What you should do:
Return each line holding the string "composed".

━━━━━━━━━━

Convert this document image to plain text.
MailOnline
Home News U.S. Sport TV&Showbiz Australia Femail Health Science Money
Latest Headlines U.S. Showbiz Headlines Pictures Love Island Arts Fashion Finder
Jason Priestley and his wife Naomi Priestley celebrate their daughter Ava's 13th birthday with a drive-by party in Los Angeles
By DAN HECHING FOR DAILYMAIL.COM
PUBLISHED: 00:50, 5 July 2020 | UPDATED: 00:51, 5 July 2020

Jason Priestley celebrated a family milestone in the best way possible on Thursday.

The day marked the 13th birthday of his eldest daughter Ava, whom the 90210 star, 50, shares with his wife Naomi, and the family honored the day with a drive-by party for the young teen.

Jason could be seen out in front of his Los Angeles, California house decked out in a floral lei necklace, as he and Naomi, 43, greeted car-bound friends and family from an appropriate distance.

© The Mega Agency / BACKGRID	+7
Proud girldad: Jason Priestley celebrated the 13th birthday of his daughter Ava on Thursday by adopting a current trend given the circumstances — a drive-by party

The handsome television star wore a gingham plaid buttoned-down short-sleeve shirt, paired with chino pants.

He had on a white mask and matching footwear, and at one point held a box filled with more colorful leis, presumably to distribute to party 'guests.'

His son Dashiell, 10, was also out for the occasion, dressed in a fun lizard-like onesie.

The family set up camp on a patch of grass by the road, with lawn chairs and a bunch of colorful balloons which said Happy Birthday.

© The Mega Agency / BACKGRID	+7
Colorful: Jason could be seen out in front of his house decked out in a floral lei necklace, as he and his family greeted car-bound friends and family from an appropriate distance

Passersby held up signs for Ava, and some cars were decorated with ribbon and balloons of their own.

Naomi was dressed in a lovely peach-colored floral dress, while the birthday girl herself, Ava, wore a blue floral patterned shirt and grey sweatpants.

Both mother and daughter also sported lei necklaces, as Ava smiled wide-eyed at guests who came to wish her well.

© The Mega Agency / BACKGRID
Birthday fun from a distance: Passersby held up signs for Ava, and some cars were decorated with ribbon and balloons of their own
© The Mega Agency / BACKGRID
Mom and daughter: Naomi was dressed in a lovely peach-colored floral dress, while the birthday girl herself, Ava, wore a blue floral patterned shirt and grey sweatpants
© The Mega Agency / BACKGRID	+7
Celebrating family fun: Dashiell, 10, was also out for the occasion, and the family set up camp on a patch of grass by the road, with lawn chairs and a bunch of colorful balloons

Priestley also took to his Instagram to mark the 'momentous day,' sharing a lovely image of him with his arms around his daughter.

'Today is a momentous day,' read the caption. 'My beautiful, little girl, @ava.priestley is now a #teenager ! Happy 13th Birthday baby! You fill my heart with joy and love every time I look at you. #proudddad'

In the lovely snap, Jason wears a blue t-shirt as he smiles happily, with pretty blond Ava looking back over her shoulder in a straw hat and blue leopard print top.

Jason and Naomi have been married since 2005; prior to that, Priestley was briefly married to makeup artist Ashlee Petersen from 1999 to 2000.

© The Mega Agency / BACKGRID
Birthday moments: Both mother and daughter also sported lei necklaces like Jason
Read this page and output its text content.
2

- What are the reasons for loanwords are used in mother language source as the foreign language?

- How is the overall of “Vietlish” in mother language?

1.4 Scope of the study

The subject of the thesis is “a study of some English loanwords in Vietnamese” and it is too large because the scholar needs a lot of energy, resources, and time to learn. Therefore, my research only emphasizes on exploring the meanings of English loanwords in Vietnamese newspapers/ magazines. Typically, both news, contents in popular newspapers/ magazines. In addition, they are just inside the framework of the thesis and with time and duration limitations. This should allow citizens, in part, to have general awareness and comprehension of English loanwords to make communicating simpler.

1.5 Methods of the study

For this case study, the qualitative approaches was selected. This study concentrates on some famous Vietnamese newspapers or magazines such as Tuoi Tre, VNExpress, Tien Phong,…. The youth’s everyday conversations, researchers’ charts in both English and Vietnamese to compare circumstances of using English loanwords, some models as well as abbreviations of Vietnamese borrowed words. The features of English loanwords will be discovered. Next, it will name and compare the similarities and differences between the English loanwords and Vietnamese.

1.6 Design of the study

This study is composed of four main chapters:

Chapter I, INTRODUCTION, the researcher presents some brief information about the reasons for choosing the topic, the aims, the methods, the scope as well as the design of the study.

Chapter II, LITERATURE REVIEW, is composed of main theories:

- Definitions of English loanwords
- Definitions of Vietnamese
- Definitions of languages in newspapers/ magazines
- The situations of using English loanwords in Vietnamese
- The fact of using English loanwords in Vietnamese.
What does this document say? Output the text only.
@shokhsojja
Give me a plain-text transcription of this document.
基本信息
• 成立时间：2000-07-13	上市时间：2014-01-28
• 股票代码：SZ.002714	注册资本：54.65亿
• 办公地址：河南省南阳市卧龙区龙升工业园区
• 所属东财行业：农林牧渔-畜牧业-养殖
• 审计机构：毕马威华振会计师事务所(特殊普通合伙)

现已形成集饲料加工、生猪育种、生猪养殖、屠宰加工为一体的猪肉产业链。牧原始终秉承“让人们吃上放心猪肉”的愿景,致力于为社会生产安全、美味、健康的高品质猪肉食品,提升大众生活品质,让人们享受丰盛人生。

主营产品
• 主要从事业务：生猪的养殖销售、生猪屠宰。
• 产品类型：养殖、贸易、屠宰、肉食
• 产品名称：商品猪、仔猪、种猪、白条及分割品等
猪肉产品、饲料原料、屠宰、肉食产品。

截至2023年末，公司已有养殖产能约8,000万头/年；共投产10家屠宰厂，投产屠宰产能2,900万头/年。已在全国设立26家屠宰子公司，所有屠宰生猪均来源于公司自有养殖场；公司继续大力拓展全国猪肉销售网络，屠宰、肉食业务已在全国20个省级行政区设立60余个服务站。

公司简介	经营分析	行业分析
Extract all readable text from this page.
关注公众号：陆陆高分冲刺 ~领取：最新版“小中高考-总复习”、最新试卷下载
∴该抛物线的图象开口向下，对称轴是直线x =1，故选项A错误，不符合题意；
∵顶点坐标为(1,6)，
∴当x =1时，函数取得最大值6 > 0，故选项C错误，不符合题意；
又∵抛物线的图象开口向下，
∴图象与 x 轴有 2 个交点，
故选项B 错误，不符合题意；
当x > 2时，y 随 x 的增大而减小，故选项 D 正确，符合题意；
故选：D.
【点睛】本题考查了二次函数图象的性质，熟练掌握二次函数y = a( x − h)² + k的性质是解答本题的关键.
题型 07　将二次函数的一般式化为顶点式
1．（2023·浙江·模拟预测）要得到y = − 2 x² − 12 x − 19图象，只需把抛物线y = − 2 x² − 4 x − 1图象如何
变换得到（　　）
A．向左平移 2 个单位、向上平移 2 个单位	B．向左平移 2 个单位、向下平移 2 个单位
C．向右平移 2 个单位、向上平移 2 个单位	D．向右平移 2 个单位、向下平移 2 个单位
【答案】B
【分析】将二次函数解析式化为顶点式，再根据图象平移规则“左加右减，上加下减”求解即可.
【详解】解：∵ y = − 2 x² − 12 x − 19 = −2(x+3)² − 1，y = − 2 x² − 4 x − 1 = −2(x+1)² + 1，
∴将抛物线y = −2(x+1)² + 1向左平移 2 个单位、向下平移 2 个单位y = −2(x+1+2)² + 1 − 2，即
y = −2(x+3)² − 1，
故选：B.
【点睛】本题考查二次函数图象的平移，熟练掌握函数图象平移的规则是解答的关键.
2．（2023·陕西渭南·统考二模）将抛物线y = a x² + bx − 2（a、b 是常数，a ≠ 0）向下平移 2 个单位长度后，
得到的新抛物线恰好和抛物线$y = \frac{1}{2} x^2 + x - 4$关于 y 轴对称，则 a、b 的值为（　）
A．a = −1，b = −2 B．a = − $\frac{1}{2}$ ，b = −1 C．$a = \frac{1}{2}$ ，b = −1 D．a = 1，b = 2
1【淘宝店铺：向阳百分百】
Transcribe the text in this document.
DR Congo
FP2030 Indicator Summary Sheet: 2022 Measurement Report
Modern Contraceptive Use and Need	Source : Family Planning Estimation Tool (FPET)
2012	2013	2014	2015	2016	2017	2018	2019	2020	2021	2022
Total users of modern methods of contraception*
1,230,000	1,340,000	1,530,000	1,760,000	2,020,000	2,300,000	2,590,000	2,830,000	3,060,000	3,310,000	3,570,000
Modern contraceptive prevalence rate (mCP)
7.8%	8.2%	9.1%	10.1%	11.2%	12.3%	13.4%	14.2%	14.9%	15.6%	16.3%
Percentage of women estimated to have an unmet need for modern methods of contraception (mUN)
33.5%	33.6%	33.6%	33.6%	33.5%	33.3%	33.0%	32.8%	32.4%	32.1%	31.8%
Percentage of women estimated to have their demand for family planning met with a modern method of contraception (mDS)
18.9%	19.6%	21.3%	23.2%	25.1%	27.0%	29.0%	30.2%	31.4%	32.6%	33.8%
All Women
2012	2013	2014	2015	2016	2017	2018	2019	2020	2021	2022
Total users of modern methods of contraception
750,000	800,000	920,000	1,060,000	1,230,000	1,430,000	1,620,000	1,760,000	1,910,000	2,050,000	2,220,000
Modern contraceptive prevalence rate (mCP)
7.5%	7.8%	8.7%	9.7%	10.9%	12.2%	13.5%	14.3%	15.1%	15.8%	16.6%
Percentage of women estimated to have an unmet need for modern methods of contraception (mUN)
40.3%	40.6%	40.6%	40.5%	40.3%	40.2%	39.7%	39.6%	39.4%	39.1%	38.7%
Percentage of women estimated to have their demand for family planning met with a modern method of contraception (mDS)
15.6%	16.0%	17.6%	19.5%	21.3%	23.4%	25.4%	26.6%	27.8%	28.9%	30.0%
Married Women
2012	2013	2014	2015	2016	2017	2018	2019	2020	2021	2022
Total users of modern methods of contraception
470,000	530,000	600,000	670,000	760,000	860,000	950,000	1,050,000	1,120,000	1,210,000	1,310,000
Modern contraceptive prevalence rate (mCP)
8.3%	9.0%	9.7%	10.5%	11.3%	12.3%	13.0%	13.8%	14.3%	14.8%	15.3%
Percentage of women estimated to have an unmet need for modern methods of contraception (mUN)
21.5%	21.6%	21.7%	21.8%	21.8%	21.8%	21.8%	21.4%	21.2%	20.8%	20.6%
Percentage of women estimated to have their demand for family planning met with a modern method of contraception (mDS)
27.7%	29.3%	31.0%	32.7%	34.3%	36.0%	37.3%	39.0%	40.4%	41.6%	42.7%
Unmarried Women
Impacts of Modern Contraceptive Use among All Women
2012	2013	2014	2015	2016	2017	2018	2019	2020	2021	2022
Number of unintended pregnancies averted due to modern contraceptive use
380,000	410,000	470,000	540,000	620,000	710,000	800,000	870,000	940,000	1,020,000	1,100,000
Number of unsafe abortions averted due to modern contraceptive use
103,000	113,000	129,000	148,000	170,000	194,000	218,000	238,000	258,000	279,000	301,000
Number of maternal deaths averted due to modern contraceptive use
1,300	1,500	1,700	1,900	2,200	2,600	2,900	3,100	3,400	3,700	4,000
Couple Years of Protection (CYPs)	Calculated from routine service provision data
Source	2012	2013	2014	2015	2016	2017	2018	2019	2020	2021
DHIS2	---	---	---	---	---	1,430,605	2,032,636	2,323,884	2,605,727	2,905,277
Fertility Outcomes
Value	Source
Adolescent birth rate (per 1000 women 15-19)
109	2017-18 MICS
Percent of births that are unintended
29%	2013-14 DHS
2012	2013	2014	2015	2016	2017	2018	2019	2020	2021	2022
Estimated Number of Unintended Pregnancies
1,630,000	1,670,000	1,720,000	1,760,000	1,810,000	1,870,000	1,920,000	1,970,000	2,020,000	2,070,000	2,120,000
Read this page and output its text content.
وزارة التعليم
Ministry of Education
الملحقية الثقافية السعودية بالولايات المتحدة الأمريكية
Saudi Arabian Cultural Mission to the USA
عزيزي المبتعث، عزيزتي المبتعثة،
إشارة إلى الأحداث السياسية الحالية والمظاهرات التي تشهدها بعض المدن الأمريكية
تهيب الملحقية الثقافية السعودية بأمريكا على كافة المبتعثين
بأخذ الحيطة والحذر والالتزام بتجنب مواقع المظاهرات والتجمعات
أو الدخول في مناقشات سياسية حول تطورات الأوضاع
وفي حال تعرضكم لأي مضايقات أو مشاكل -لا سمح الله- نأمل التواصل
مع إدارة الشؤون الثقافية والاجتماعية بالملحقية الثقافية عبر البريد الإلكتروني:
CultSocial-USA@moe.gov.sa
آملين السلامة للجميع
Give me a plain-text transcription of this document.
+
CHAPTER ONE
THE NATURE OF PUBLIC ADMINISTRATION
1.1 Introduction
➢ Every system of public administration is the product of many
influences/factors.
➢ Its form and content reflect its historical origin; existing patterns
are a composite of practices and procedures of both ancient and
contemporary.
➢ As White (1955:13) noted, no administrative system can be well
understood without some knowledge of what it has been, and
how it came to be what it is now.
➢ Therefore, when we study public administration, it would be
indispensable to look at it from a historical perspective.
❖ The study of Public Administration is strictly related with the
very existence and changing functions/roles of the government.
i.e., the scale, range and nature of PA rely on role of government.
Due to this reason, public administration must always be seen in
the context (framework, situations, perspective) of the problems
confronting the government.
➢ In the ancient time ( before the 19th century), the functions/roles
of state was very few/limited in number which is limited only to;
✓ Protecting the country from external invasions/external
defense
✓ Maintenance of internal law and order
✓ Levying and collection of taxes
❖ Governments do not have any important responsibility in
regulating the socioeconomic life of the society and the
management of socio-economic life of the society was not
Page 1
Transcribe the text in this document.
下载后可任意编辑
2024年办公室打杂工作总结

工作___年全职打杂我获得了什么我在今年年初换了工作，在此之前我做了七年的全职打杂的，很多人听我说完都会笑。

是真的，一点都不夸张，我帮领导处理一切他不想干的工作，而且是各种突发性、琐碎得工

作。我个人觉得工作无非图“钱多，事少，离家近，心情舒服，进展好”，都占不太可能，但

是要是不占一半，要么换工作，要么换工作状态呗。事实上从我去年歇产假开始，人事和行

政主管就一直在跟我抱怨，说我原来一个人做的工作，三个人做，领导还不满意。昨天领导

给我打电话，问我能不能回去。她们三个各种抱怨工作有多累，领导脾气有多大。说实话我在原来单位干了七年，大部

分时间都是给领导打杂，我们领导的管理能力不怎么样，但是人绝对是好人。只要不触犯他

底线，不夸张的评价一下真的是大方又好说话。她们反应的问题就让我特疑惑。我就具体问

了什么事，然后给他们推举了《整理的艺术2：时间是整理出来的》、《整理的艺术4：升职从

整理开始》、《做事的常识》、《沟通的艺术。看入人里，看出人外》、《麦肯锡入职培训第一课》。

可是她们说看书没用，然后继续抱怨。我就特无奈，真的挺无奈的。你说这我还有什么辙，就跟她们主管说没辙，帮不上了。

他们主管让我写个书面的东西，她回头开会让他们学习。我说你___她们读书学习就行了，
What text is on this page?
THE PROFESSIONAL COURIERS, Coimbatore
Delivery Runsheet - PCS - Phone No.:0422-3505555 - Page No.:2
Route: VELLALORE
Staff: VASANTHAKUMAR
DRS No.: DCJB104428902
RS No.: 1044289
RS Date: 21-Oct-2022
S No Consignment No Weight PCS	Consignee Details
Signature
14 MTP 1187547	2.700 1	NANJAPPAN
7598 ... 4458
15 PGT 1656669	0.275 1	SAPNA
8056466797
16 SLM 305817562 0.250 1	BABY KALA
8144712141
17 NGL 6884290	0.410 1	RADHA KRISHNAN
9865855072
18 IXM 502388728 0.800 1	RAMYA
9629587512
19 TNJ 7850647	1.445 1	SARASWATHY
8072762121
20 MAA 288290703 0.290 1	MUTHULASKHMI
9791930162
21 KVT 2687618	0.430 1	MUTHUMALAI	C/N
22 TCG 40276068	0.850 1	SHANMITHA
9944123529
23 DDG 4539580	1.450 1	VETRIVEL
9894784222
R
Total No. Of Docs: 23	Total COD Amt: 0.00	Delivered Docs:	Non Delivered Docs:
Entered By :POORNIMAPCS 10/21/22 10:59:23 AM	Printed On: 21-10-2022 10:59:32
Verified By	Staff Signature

━━━━━━━━━━

Exercise solution:
This study is composed of four main chapters:
Chapter II, LITERATURE REVIEW, is composed of main theories:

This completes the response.